##### EXERCISE DATA
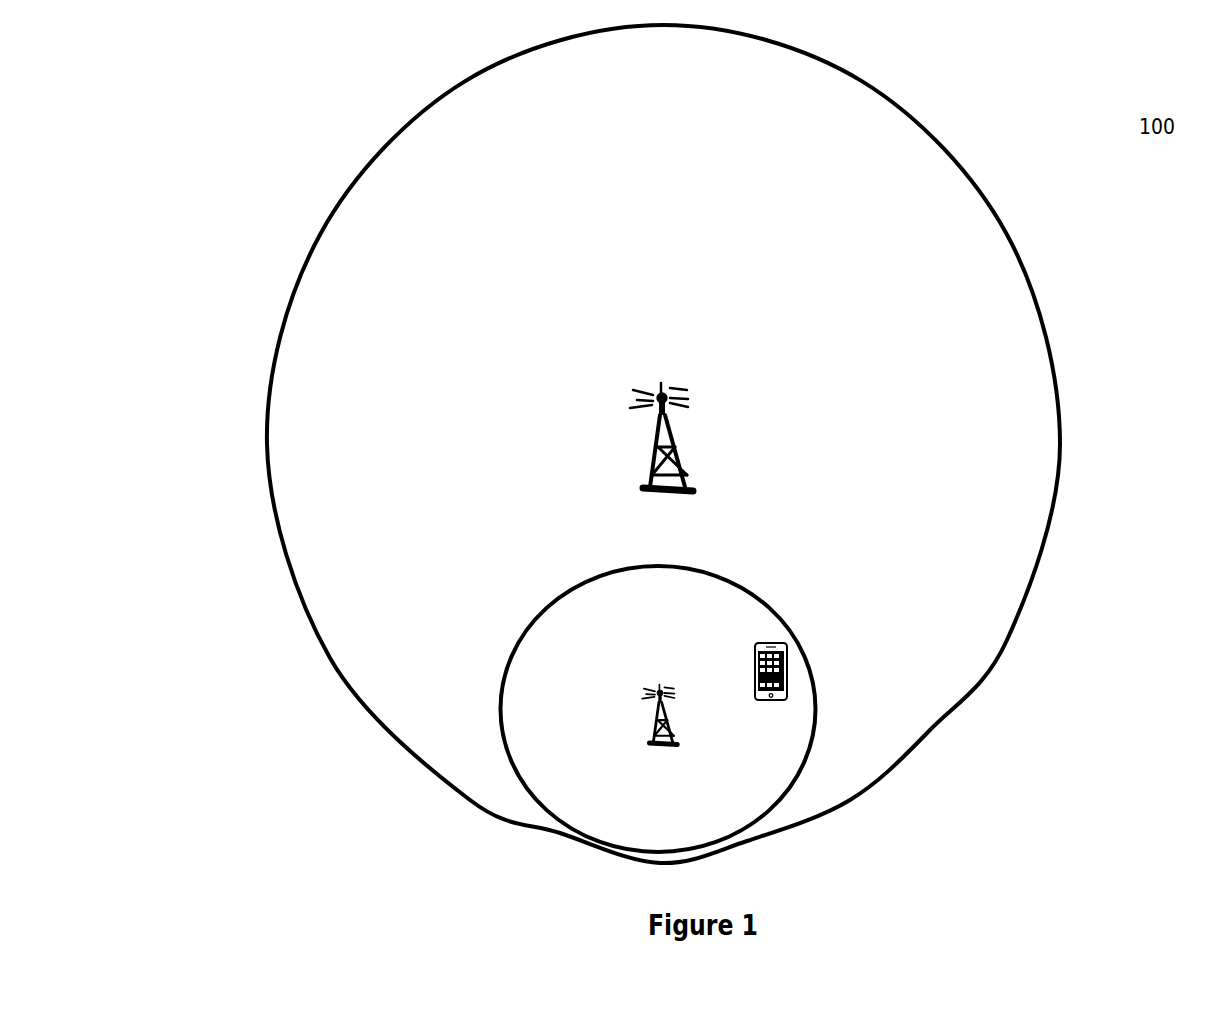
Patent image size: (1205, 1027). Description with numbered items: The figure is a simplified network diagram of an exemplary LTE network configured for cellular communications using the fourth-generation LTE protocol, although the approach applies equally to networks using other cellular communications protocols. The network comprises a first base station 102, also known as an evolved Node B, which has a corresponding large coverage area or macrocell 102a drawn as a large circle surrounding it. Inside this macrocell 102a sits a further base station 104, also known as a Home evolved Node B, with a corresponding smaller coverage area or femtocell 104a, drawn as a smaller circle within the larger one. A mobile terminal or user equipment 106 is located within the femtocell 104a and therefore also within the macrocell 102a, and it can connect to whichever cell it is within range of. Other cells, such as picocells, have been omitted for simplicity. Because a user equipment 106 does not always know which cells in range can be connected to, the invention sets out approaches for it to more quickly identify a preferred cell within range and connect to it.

The first base station 102 is at (656, 378).
The macrocell 102a is at (473, 70).
The further base station 104 is at (660, 688).
The femtocell 104a is at (578, 583).
The user equipment 106 is at (757, 642).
##########
● **ASSIGNMENT**
Repeat each entry above word for word, leaving every picture out.

● **EXERCISE RESULT**
Patent image size: (1205, 1027). Description with numbered items: The figure is a simplified network diagram of an exemplary LTE network configured for cellular communications using the fourth-generation LTE protocol, although the approach applies equally to networks using other cellular communications protocols. The network comprises a first base station 102, also known as an evolved Node B, which has a corresponding large coverage area or macrocell 102a drawn as a large circle surrounding it. Inside this macrocell 102a sits a further base station 104, also known as a Home evolved Node B, with a corresponding smaller coverage area or femtocell 104a, drawn as a smaller circle within the larger one. A mobile terminal or user equipment 106 is located within the femtocell 104a and therefore also within the macrocell 102a, and it can connect to whichever cell it is within range of. Other cells, such as picocells, have been omitted for simplicity. Because a user equipment 106 does not always know which cells in range can be connected to, the invention sets out approaches for it to more quickly identify a preferred cell within range and connect to it.

The first base station 102 is at (656, 378).
The macrocell 102a is at (473, 70).
The further base station 104 is at (660, 688).
The femtocell 104a is at (578, 583).
The user equipment 106 is at (757, 642).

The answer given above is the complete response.